Objective ▸ Count how many lines in the material below hold the word "average"; the reply is that number alone.

Rows from a dataset:
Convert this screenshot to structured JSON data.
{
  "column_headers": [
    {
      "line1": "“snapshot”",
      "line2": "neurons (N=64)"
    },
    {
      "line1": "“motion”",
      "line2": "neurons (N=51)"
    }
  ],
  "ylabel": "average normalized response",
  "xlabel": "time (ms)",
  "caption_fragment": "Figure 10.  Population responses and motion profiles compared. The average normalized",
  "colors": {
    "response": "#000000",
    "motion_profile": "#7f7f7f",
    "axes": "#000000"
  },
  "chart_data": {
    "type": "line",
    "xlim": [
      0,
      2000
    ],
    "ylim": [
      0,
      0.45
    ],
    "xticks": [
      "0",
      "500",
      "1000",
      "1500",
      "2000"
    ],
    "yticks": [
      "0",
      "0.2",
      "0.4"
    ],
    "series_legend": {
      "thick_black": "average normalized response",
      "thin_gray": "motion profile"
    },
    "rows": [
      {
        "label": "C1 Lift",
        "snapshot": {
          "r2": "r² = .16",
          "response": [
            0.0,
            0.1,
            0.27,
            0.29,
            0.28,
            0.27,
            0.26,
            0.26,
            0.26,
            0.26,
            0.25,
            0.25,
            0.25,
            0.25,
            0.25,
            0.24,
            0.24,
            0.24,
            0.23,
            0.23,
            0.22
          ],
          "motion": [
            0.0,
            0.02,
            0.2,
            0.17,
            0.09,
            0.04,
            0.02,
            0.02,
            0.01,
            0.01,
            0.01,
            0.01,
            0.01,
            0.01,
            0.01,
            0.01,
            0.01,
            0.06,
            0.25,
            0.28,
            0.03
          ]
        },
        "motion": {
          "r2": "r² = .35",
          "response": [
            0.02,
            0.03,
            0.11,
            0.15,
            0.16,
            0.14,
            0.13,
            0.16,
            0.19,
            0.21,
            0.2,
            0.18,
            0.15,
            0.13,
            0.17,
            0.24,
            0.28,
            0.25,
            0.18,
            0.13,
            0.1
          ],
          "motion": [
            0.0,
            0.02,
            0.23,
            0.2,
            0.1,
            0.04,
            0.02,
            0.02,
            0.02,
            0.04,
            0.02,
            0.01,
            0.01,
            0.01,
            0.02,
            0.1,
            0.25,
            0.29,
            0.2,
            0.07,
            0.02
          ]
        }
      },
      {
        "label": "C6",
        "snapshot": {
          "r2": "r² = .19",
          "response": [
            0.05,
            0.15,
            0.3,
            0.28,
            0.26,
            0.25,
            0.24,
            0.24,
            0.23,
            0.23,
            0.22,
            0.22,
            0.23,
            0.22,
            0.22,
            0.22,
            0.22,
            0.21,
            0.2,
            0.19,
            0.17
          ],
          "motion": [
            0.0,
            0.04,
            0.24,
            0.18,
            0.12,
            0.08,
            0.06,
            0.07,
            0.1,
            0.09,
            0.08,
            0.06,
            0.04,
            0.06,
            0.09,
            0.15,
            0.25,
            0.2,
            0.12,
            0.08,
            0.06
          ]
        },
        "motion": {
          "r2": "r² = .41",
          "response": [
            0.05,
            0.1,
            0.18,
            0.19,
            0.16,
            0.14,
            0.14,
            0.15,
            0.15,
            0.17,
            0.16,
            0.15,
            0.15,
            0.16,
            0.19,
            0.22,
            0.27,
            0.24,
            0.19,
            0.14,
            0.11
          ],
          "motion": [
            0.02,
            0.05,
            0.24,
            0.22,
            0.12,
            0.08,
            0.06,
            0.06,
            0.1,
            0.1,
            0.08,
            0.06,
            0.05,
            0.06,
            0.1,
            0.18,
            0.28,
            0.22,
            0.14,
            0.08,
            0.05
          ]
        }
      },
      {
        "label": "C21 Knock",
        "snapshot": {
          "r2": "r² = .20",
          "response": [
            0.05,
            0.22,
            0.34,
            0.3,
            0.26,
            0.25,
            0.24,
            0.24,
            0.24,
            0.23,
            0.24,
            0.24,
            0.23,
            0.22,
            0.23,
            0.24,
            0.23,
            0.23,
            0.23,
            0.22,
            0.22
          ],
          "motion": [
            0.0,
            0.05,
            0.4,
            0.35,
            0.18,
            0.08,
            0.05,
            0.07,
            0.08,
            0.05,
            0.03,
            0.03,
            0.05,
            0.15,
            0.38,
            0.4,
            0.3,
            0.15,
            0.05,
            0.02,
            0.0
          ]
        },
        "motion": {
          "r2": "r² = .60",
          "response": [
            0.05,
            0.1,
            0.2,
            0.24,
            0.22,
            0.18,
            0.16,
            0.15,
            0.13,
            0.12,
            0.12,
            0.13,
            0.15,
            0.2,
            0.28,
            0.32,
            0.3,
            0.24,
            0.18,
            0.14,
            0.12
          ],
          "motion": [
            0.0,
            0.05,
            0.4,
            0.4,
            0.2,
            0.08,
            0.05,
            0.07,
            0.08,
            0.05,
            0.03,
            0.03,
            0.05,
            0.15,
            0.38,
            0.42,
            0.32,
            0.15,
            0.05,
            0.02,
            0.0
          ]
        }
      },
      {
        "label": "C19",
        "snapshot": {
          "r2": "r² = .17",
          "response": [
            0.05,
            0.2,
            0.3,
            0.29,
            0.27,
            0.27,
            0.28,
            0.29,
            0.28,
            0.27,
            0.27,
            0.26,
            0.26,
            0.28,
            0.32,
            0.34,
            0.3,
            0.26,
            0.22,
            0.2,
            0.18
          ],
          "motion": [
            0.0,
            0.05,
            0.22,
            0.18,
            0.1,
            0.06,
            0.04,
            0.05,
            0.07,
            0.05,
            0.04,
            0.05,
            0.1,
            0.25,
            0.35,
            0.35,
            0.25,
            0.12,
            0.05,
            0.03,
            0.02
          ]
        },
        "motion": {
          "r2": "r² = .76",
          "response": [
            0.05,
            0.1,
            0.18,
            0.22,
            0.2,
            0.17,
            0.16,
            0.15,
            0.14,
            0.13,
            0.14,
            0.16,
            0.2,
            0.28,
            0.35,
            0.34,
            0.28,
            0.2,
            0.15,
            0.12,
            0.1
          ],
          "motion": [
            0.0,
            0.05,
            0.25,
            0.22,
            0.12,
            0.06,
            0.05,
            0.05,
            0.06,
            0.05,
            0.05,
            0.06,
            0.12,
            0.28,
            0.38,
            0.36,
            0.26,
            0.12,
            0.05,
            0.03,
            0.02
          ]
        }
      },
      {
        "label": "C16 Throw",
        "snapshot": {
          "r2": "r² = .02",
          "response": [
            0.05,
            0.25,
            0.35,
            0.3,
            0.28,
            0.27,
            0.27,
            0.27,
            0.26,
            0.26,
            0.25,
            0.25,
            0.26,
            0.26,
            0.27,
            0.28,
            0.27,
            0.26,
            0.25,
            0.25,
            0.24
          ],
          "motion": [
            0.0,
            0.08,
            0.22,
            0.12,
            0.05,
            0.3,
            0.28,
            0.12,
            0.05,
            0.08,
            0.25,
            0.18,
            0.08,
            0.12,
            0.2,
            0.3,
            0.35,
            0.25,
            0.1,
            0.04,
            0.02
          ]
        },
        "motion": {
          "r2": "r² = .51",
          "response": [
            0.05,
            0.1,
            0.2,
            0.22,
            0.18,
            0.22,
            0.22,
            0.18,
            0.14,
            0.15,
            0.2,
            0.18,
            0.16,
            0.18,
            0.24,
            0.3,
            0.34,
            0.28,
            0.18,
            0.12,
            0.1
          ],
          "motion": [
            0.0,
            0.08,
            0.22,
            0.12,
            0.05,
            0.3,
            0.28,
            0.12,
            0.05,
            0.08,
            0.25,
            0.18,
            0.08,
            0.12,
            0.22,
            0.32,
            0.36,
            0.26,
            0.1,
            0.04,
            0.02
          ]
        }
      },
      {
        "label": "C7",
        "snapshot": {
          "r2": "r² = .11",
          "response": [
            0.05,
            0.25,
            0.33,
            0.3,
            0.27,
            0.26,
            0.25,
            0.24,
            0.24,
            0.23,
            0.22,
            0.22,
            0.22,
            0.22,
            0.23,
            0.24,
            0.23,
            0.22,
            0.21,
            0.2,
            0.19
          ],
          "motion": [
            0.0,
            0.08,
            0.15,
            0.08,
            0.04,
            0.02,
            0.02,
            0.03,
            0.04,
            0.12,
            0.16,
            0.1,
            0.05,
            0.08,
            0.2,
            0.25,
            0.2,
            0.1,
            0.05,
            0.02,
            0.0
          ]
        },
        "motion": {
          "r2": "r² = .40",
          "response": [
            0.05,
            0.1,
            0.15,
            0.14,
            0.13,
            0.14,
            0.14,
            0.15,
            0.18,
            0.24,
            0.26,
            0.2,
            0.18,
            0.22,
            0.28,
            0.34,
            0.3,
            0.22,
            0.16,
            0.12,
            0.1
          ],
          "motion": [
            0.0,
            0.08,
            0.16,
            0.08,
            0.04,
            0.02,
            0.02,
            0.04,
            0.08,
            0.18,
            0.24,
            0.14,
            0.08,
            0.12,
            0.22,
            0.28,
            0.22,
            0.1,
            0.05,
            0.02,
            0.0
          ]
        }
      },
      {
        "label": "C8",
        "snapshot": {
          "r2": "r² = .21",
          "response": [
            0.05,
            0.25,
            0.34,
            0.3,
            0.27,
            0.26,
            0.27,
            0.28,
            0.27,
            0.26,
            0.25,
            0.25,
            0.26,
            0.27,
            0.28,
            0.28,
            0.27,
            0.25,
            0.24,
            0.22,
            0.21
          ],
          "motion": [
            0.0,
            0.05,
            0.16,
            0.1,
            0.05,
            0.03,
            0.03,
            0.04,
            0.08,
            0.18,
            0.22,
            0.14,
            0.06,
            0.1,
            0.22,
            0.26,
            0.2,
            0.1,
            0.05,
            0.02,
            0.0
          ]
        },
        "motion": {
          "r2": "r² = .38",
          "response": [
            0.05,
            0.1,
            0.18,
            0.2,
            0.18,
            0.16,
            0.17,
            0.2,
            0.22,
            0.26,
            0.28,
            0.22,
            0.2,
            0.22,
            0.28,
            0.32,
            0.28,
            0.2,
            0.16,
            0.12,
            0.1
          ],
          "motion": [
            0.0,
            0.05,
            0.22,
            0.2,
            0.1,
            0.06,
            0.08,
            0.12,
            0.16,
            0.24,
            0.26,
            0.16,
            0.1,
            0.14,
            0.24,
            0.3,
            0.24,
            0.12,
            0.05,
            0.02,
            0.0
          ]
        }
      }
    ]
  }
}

Task solution ▸ 3